(Collected data)
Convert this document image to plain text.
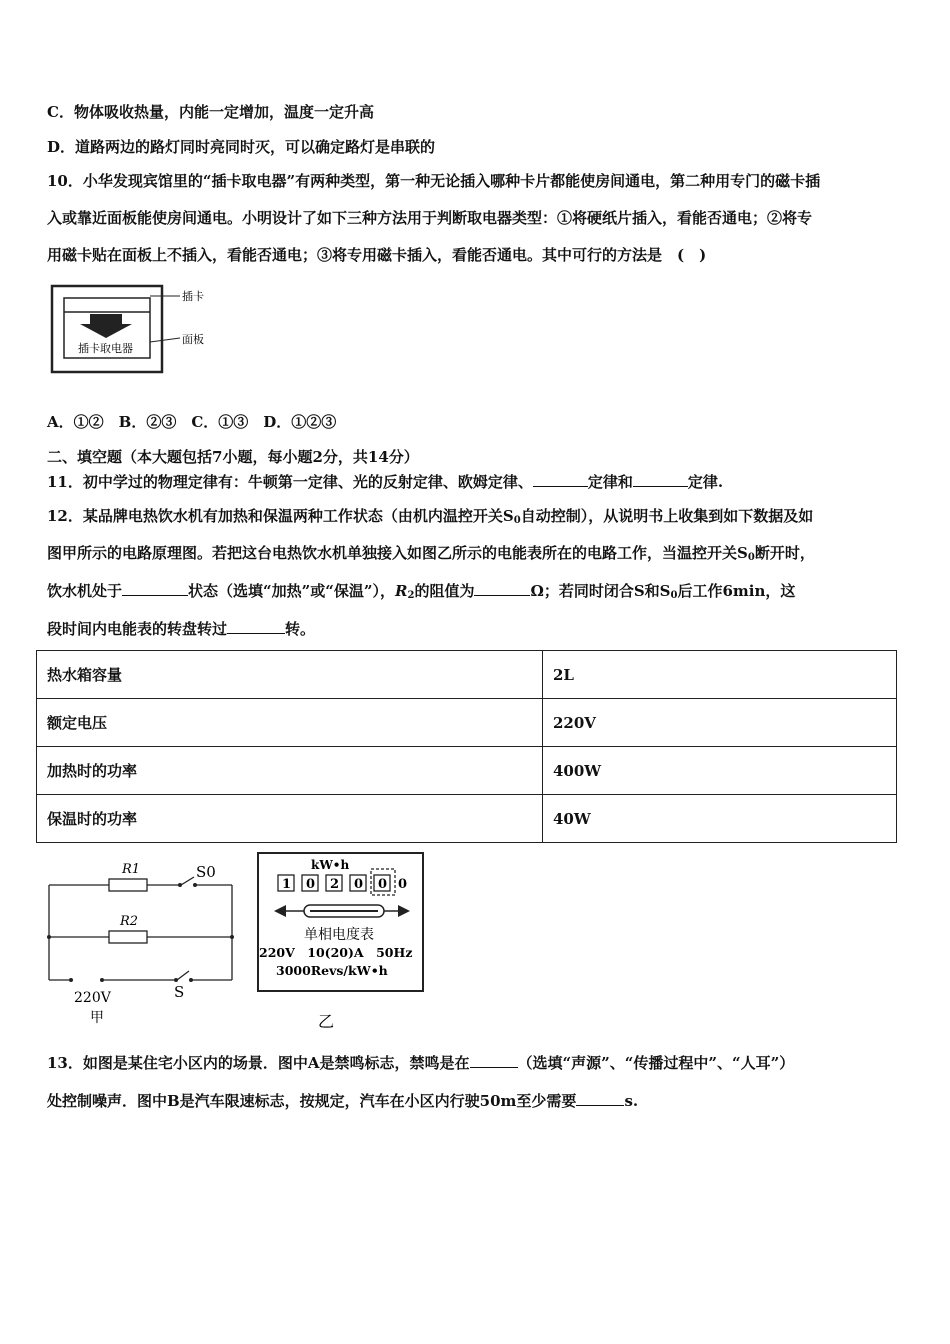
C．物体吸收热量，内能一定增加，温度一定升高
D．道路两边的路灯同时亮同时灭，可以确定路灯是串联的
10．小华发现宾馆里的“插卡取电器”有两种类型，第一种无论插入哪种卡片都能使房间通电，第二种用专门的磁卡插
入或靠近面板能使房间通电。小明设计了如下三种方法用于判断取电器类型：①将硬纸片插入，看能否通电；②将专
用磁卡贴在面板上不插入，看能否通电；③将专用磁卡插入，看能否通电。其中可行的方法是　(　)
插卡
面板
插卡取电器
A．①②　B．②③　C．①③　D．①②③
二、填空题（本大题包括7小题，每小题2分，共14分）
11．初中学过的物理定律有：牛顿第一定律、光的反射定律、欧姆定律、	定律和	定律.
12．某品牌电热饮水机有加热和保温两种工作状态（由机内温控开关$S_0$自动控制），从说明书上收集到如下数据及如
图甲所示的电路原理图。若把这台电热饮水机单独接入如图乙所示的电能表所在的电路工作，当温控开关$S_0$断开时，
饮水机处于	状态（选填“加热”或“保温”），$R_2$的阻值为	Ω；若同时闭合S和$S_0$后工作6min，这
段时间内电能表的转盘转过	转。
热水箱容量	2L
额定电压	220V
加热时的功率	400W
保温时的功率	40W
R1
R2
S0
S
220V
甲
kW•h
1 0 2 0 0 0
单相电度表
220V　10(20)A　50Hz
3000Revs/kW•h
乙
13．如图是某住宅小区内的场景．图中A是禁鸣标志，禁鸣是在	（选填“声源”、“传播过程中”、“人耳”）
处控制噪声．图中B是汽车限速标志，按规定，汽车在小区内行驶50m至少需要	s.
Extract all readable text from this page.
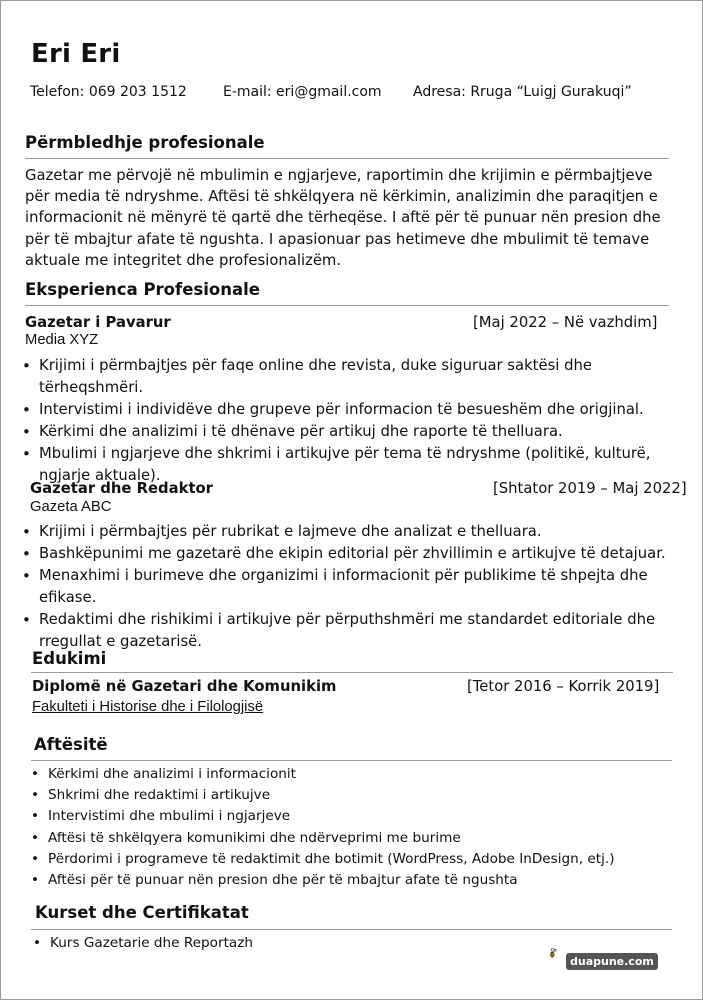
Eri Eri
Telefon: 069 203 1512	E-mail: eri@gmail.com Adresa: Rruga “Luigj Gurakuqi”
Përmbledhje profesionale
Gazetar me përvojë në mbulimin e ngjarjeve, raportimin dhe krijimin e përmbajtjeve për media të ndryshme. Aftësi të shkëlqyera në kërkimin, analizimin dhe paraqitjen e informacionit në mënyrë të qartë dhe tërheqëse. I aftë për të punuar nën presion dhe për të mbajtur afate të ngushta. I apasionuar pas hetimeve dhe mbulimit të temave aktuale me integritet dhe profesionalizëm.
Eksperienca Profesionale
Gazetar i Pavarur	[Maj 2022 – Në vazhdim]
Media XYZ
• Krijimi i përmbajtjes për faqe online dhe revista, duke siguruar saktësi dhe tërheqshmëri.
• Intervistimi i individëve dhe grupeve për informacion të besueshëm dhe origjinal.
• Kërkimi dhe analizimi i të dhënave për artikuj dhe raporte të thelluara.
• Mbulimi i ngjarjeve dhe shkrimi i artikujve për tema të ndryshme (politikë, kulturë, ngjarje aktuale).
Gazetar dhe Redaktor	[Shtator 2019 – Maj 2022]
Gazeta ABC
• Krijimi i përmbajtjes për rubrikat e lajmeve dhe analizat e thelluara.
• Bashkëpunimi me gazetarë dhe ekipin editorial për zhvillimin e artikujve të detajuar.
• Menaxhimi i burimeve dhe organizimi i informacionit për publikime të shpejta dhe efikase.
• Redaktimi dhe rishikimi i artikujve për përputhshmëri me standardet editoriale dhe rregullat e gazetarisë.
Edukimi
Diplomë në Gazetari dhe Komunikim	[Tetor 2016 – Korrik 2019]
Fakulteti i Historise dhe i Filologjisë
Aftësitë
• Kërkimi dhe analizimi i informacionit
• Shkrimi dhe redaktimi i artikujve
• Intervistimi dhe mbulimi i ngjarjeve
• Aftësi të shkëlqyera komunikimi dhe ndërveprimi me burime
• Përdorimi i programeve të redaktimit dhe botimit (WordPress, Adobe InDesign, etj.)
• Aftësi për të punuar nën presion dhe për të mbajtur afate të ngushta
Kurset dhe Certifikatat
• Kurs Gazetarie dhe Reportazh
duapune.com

• **Short exercise**: List every line from the entries above in which "shkëlqyera" appears.

• **Result of the exercise**:
Gazetar me përvojë në mbulimin e ngjarjeve, raportimin dhe krijimin e përmbajtjeve për media të ndryshme. Aftësi të shkëlqyera në kërkimin, analizimin dhe paraqitjen e informacionit në mënyrë të qartë dhe tërheqëse. I aftë për të punuar nën presion dhe për të mbajtur afate të ngushta. I apasionuar pas hetimeve dhe mbulimit të temave aktuale me integritet dhe profesionalizëm.
• Aftësi të shkëlqyera komunikimi dhe ndërveprimi me burime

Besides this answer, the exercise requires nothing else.